Saved entries >>

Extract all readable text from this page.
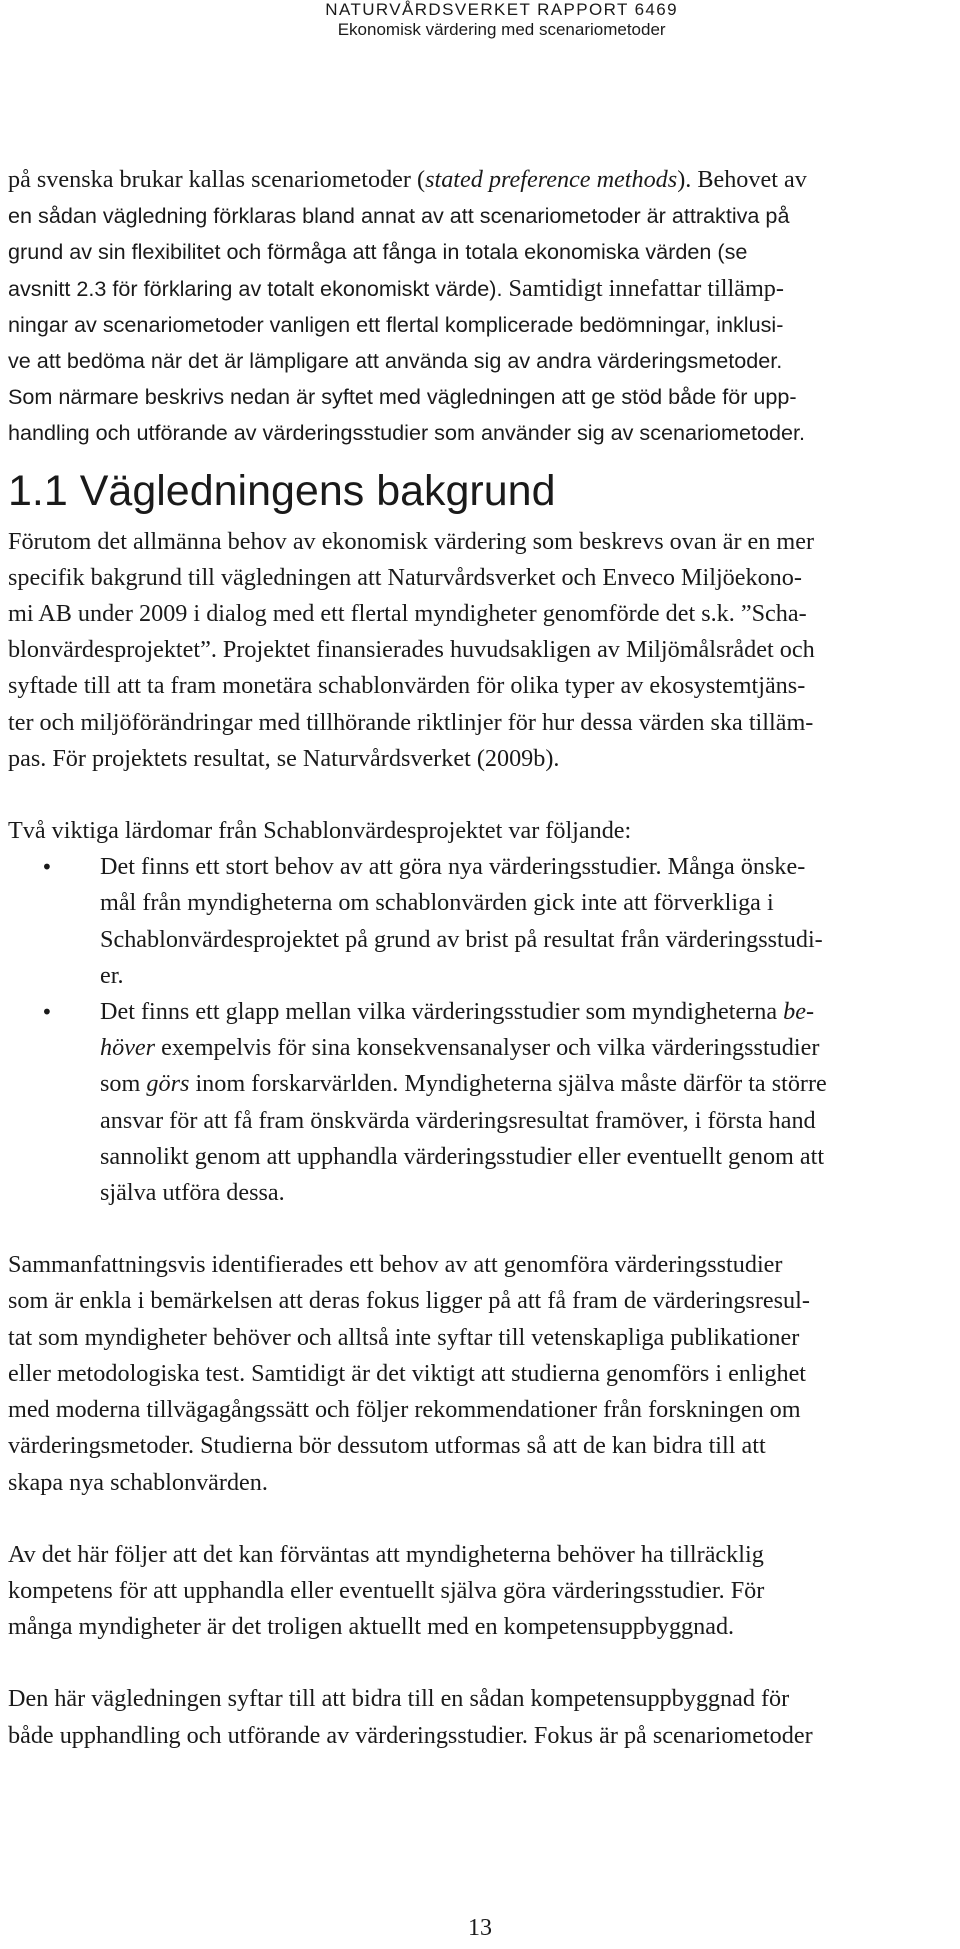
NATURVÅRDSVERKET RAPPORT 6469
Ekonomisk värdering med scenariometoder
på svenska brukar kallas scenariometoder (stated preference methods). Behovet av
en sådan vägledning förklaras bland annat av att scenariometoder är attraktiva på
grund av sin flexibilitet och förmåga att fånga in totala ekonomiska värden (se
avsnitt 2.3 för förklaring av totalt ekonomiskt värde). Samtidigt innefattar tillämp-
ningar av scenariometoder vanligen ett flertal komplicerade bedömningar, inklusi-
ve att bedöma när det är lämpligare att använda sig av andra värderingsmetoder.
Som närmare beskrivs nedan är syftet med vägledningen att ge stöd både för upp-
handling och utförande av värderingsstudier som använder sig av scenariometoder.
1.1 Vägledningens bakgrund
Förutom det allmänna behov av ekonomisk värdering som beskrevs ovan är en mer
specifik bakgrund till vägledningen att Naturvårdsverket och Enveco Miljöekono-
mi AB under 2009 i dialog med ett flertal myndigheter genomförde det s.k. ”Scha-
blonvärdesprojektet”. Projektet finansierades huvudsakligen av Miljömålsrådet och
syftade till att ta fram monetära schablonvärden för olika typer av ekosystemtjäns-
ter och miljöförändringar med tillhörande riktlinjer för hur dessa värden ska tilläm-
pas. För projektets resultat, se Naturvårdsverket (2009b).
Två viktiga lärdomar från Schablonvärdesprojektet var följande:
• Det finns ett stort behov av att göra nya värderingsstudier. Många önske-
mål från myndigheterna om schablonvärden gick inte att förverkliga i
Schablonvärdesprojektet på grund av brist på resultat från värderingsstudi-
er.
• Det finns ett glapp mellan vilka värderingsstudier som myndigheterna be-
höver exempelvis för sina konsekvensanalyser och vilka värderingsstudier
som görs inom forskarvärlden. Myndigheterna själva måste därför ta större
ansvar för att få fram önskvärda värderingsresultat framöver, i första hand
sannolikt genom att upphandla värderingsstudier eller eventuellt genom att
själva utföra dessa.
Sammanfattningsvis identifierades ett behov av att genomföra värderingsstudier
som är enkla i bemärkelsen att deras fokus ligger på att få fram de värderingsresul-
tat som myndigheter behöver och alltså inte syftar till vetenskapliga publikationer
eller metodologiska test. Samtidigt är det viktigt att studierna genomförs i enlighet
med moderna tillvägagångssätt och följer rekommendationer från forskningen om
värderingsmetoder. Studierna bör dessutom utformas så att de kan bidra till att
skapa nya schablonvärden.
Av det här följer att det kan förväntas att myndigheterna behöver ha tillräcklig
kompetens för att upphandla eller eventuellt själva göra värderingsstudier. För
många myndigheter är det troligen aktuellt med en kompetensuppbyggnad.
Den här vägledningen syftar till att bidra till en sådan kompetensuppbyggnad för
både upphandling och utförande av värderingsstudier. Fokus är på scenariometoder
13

WHAT IS NEEDED >> Reproduce every line above containing "både".

SOLVED EXERCISE >>
Som närmare beskrivs nedan är syftet med vägledningen att ge stöd både för upp-
både upphandling och utförande av värderingsstudier. Fokus är på scenariometoder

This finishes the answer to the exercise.